For the material that follows, list every line containing the word "bottom".

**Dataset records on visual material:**
--- --- ---
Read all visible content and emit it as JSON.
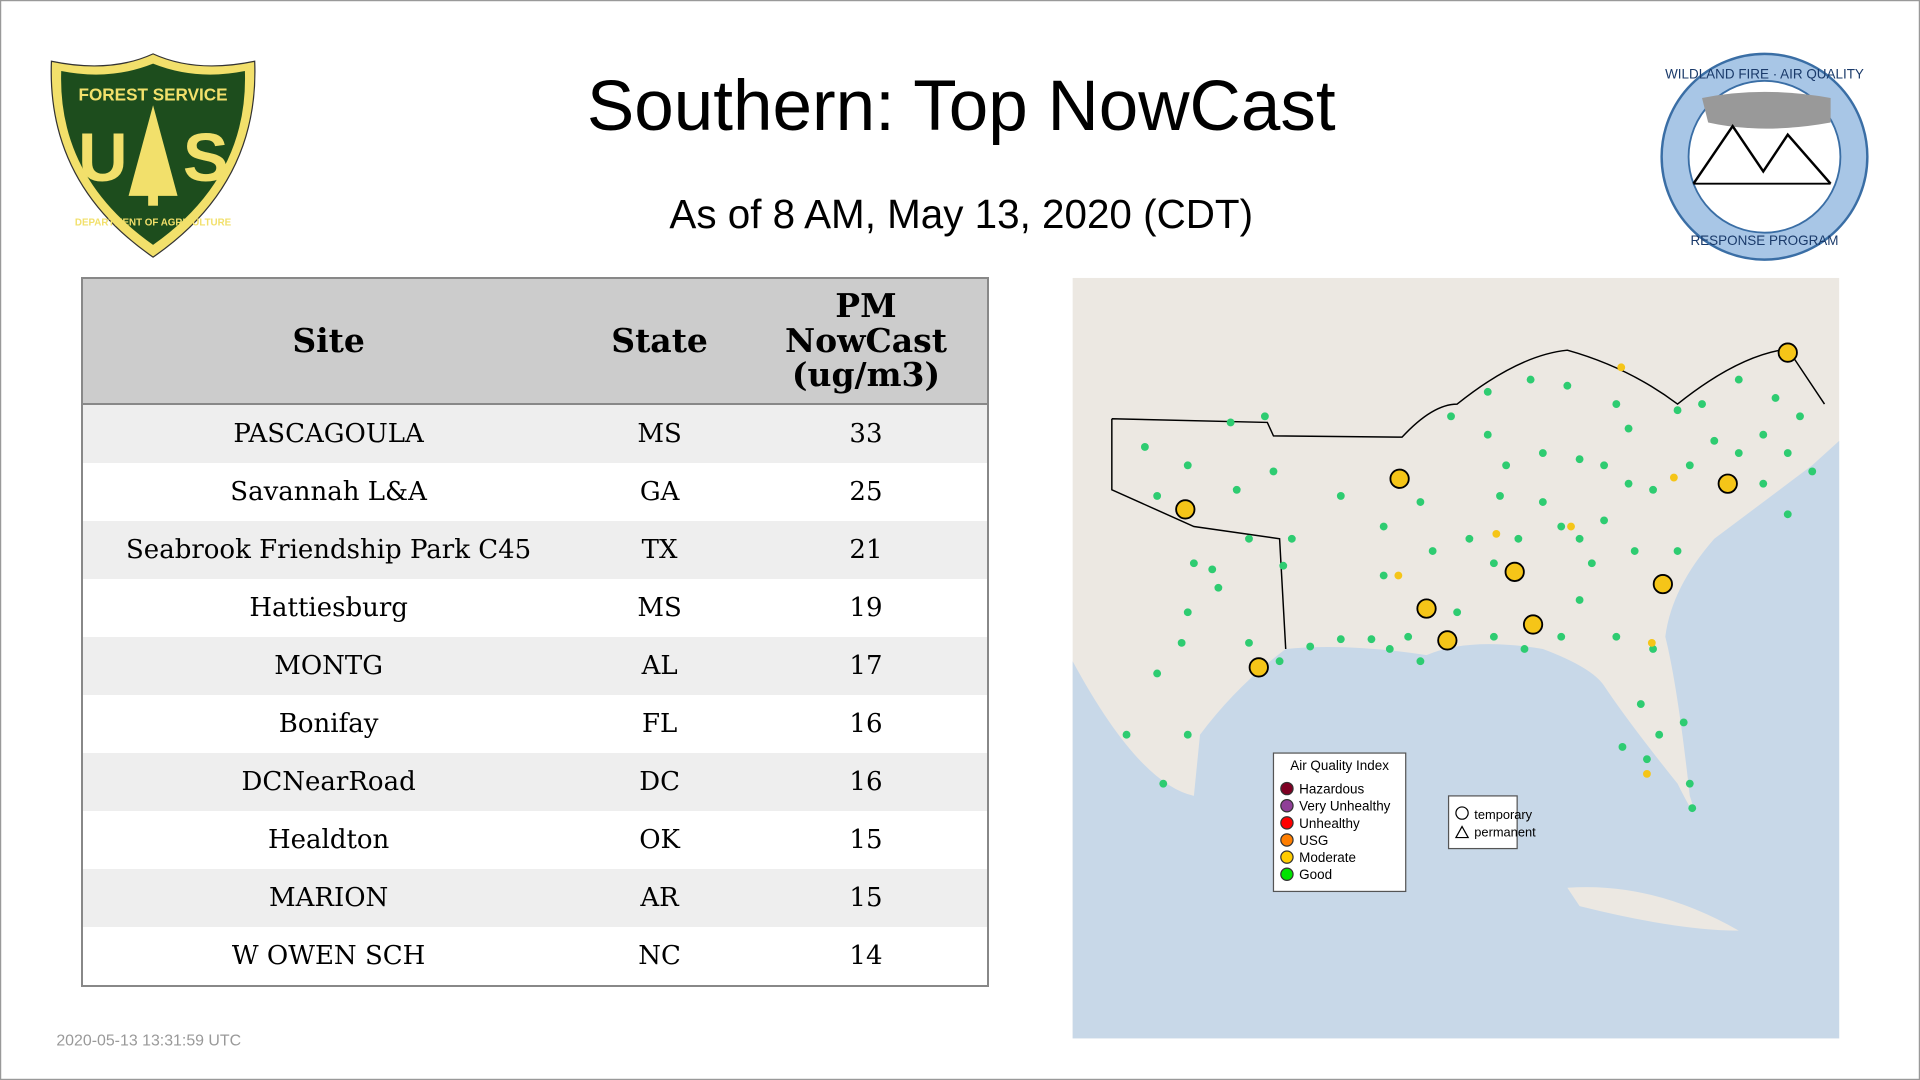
{
  "header": {
    "title": "Southern: Top NowCast",
    "subtitle": "As of  8 AM, May 13, 2020 (CDT)"
  },
  "logos": {
    "left": {
      "top": "FOREST SERVICE",
      "letter_left": "U",
      "letter_right": "S",
      "bottom": "DEPARTMENT OF AGRICULTURE"
    },
    "right": {
      "top": "WILDLAND FIRE · AIR QUALITY",
      "bottom": "RESPONSE PROGRAM"
    }
  },
  "table": {
    "columns": [
      "Site",
      "State",
      "PM NowCast (ug/m3)"
    ],
    "rows": [
      [
        "PASCAGOULA",
        "MS",
        33
      ],
      [
        "Savannah L&A",
        "GA",
        25
      ],
      [
        "Seabrook Friendship Park C45",
        "TX",
        21
      ],
      [
        "Hattiesburg",
        "MS",
        19
      ],
      [
        "MONTG",
        "AL",
        17
      ],
      [
        "Bonifay",
        "FL",
        16
      ],
      [
        "DCNearRoad",
        "DC",
        16
      ],
      [
        "Healdton",
        "OK",
        15
      ],
      [
        "MARION",
        "AR",
        15
      ],
      [
        "W OWEN SCH",
        "NC",
        14
      ]
    ]
  },
  "map": {
    "legend": {
      "title": "Air Quality Index",
      "items": [
        {
          "label": "Hazardous",
          "color": "#7e0023"
        },
        {
          "label": "Very Unhealthy",
          "color": "#8f3f97"
        },
        {
          "label": "Unhealthy",
          "color": "#ff0000"
        },
        {
          "label": "USG",
          "color": "#ff7e00"
        },
        {
          "label": "Moderate",
          "color": "#ffcc00"
        },
        {
          "label": "Good",
          "color": "#00e400"
        }
      ]
    },
    "shape_legend": [
      "temporary",
      "permanent"
    ]
  },
  "footer": {
    "timestamp": "2020-05-13 13:31:59 UTC"
  }
}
--- --- ---
**ANSWER TO THE EXERCISE:**
      "bottom": "DEPARTMENT OF AGRICULTURE"
      "bottom": "RESPONSE PROGRAM"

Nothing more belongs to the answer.